- **EXTRACTED RECORDS**:
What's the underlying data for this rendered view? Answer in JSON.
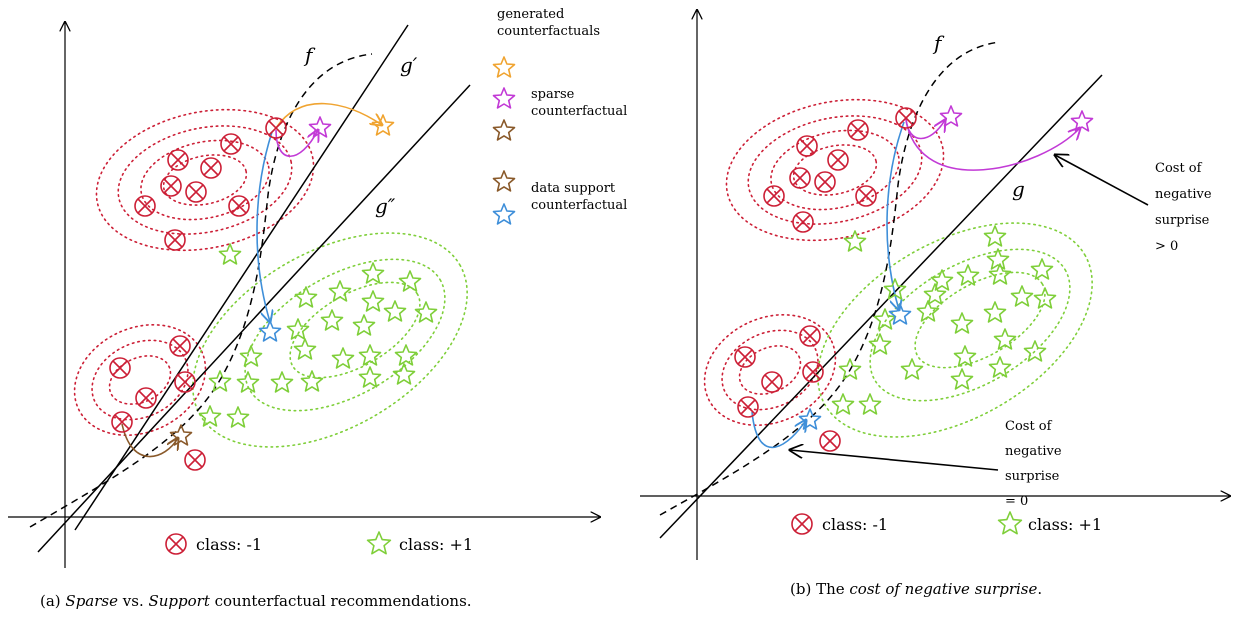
{
  "panel_a": {
    "caption": {
      "prefix": "(a) ",
      "term1": "Sparse",
      "mid": " vs. ",
      "term2": "Support",
      "suffix": " counterfactual recommendations."
    },
    "labels": {
      "f": "f",
      "g1": "g′",
      "g2": "g″"
    },
    "legend_title": [
      "generated",
      "counterfactuals"
    ],
    "legend_sparse": [
      "sparse",
      "counterfactual"
    ],
    "legend_support": [
      "data support",
      "counterfactual"
    ],
    "class_neg": "class: -1",
    "class_pos": "class: +1"
  },
  "panel_b": {
    "caption": {
      "prefix": "(b) The ",
      "term": "cost of negative surprise",
      "suffix": "."
    },
    "labels": {
      "f": "f",
      "g": "g"
    },
    "cost_pos": [
      "Cost of",
      "negative",
      "surprise",
      "> 0"
    ],
    "cost_zero": [
      "Cost of",
      "negative",
      "surprise",
      "= 0"
    ],
    "class_neg": "class: -1",
    "class_pos": "class: +1"
  },
  "colors": {
    "class_neg": "#cc1f36",
    "class_pos": "#7fcf3a",
    "orange": "#f0a431",
    "purple": "#c23ad6",
    "brown": "#8a5a2b",
    "blue": "#3f8fd9"
  },
  "icons": {
    "negative": "circled-times-icon",
    "positive": "star-icon"
  }
}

- **PROBLEM DESCRIPTION**: Every entry must be written out exactly, with all pictures left out.

- **SOLUTION**:
What's the underlying data for this rendered view? Answer in JSON.
{
  "panel_a": {
    "caption": {
      "prefix": "(a) ",
      "term1": "Sparse",
      "mid": " vs. ",
      "term2": "Support",
      "suffix": " counterfactual recommendations."
    },
    "labels": {
      "f": "f",
      "g1": "g′",
      "g2": "g″"
    },
    "legend_title": [
      "generated",
      "counterfactuals"
    ],
    "legend_sparse": [
      "sparse",
      "counterfactual"
    ],
    "legend_support": [
      "data support",
      "counterfactual"
    ],
    "class_neg": "class: -1",
    "class_pos": "class: +1"
  },
  "panel_b": {
    "caption": {
      "prefix": "(b) The ",
      "term": "cost of negative surprise",
      "suffix": "."
    },
    "labels": {
      "f": "f",
      "g": "g"
    },
    "cost_pos": [
      "Cost of",
      "negative",
      "surprise",
      "> 0"
    ],
    "cost_zero": [
      "Cost of",
      "negative",
      "surprise",
      "= 0"
    ],
    "class_neg": "class: -1",
    "class_pos": "class: +1"
  },
  "colors": {
    "class_neg": "#cc1f36",
    "class_pos": "#7fcf3a",
    "orange": "#f0a431",
    "purple": "#c23ad6",
    "brown": "#8a5a2b",
    "blue": "#3f8fd9"
  },
  "icons": {
    "negative": "circled-times-icon",
    "positive": "star-icon"
  }
}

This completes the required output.